**WHAT IS REQUIRED**. Give the data a second time, exactly and in full.

**SUPPLIED ENTRIES**.

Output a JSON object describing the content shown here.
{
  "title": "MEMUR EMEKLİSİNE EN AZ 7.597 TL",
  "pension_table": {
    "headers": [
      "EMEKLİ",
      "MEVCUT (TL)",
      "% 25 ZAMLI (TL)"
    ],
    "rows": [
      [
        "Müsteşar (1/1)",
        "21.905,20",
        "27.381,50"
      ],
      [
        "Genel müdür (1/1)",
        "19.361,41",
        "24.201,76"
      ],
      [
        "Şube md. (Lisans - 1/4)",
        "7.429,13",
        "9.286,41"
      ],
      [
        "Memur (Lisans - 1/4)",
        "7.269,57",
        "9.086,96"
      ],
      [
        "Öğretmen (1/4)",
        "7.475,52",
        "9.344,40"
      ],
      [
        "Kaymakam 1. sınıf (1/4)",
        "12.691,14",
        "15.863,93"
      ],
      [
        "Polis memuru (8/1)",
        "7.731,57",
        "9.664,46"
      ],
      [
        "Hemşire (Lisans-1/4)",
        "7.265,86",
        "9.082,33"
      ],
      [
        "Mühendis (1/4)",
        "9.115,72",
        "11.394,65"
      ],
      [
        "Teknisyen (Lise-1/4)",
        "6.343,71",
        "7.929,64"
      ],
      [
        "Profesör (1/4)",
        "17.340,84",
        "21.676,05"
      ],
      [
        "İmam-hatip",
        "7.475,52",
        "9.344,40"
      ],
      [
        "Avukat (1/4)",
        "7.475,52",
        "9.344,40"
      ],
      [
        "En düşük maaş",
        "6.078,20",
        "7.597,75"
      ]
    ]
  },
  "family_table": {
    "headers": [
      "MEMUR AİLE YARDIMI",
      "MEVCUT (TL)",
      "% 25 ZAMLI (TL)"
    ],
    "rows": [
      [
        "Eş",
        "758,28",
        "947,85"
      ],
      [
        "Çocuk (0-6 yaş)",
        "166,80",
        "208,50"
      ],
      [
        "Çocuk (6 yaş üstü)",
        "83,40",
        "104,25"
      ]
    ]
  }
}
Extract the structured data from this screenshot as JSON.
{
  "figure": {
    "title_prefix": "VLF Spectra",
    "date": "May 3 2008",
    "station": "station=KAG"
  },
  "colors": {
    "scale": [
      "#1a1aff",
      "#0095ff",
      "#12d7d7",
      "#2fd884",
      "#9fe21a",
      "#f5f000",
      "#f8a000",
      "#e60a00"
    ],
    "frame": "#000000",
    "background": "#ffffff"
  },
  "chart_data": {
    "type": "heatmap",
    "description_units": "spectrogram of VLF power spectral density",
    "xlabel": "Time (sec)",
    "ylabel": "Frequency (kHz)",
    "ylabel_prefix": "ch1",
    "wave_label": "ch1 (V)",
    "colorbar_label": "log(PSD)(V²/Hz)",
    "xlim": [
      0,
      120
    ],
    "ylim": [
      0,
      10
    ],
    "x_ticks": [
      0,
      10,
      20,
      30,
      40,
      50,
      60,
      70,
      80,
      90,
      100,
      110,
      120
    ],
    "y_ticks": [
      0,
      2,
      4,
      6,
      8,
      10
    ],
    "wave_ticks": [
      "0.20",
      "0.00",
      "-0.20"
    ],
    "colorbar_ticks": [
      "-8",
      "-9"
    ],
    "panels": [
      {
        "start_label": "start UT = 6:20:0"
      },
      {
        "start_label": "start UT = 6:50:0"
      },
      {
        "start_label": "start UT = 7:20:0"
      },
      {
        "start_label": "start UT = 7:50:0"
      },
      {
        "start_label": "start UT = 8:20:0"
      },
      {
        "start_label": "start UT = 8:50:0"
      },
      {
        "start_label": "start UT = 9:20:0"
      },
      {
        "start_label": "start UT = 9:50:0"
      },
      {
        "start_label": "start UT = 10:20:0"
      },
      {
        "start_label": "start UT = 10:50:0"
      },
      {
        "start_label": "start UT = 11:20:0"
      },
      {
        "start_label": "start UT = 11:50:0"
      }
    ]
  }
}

**ANSWER FOR THE TASK**.
Output a JSON object describing the content shown here.
{
  "title": "MEMUR EMEKLİSİNE EN AZ 7.597 TL",
  "pension_table": {
    "headers": [
      "EMEKLİ",
      "MEVCUT (TL)",
      "% 25 ZAMLI (TL)"
    ],
    "rows": [
      [
        "Müsteşar (1/1)",
        "21.905,20",
        "27.381,50"
      ],
      [
        "Genel müdür (1/1)",
        "19.361,41",
        "24.201,76"
      ],
      [
        "Şube md. (Lisans - 1/4)",
        "7.429,13",
        "9.286,41"
      ],
      [
        "Memur (Lisans - 1/4)",
        "7.269,57",
        "9.086,96"
      ],
      [
        "Öğretmen (1/4)",
        "7.475,52",
        "9.344,40"
      ],
      [
        "Kaymakam 1. sınıf (1/4)",
        "12.691,14",
        "15.863,93"
      ],
      [
        "Polis memuru (8/1)",
        "7.731,57",
        "9.664,46"
      ],
      [
        "Hemşire (Lisans-1/4)",
        "7.265,86",
        "9.082,33"
      ],
      [
        "Mühendis (1/4)",
        "9.115,72",
        "11.394,65"
      ],
      [
        "Teknisyen (Lise-1/4)",
        "6.343,71",
        "7.929,64"
      ],
      [
        "Profesör (1/4)",
        "17.340,84",
        "21.676,05"
      ],
      [
        "İmam-hatip",
        "7.475,52",
        "9.344,40"
      ],
      [
        "Avukat (1/4)",
        "7.475,52",
        "9.344,40"
      ],
      [
        "En düşük maaş",
        "6.078,20",
        "7.597,75"
      ]
    ]
  },
  "family_table": {
    "headers": [
      "MEMUR AİLE YARDIMI",
      "MEVCUT (TL)",
      "% 25 ZAMLI (TL)"
    ],
    "rows": [
      [
        "Eş",
        "758,28",
        "947,85"
      ],
      [
        "Çocuk (0-6 yaş)",
        "166,80",
        "208,50"
      ],
      [
        "Çocuk (6 yaş üstü)",
        "83,40",
        "104,25"
      ]
    ]
  }
}
Extract the structured data from this screenshot as JSON.
{
  "figure": {
    "title_prefix": "VLF Spectra",
    "date": "May 3 2008",
    "station": "station=KAG"
  },
  "colors": {
    "scale": [
      "#1a1aff",
      "#0095ff",
      "#12d7d7",
      "#2fd884",
      "#9fe21a",
      "#f5f000",
      "#f8a000",
      "#e60a00"
    ],
    "frame": "#000000",
    "background": "#ffffff"
  },
  "chart_data": {
    "type": "heatmap",
    "description_units": "spectrogram of VLF power spectral density",
    "xlabel": "Time (sec)",
    "ylabel": "Frequency (kHz)",
    "ylabel_prefix": "ch1",
    "wave_label": "ch1 (V)",
    "colorbar_label": "log(PSD)(V²/Hz)",
    "xlim": [
      0,
      120
    ],
    "ylim": [
      0,
      10
    ],
    "x_ticks": [
      0,
      10,
      20,
      30,
      40,
      50,
      60,
      70,
      80,
      90,
      100,
      110,
      120
    ],
    "y_ticks": [
      0,
      2,
      4,
      6,
      8,
      10
    ],
    "wave_ticks": [
      "0.20",
      "0.00",
      "-0.20"
    ],
    "colorbar_ticks": [
      "-8",
      "-9"
    ],
    "panels": [
      {
        "start_label": "start UT = 6:20:0"
      },
      {
        "start_label": "start UT = 6:50:0"
      },
      {
        "start_label": "start UT = 7:20:0"
      },
      {
        "start_label": "start UT = 7:50:0"
      },
      {
        "start_label": "start UT = 8:20:0"
      },
      {
        "start_label": "start UT = 8:50:0"
      },
      {
        "start_label": "start UT = 9:20:0"
      },
      {
        "start_label": "start UT = 9:50:0"
      },
      {
        "start_label": "start UT = 10:20:0"
      },
      {
        "start_label": "start UT = 10:50:0"
      },
      {
        "start_label": "start UT = 11:20:0"
      },
      {
        "start_label": "start UT = 11:50:0"
      }
    ]
  }
}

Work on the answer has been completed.